## Working data
* * * * *
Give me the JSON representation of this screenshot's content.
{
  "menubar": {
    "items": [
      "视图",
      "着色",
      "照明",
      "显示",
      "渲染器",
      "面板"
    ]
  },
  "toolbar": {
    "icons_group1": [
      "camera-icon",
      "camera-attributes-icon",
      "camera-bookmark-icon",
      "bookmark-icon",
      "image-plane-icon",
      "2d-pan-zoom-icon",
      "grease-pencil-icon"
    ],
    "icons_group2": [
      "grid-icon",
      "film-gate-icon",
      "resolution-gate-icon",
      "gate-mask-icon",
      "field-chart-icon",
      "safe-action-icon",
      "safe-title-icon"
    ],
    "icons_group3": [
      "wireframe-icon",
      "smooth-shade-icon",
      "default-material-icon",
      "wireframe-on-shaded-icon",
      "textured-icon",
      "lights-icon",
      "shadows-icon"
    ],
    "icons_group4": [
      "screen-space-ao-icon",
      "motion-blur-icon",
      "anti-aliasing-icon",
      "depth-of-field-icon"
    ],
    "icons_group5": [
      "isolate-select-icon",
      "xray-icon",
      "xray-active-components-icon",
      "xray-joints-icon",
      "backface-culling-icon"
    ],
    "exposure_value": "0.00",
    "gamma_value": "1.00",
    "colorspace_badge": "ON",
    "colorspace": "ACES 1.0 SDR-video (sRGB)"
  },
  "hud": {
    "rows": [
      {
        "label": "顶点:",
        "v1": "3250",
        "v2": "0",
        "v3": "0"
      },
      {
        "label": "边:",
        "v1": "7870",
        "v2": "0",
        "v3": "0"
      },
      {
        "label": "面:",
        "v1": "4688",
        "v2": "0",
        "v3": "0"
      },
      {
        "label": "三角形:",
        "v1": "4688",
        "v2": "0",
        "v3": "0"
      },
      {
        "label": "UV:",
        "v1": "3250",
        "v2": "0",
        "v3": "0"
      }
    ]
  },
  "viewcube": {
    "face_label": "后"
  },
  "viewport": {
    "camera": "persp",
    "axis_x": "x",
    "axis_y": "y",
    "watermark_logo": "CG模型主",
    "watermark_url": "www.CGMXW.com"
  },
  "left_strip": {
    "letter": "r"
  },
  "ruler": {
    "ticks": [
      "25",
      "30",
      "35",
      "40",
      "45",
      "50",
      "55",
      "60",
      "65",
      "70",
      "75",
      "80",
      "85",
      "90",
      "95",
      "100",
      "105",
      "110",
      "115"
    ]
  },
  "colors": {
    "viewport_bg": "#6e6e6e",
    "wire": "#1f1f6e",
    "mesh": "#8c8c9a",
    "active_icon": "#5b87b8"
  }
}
* * * * *
## Given request
Extract all lines of the records above that include "xray".

## Answer
      "xray-icon",
      "xray-active-components-icon",
      "xray-joints-icon",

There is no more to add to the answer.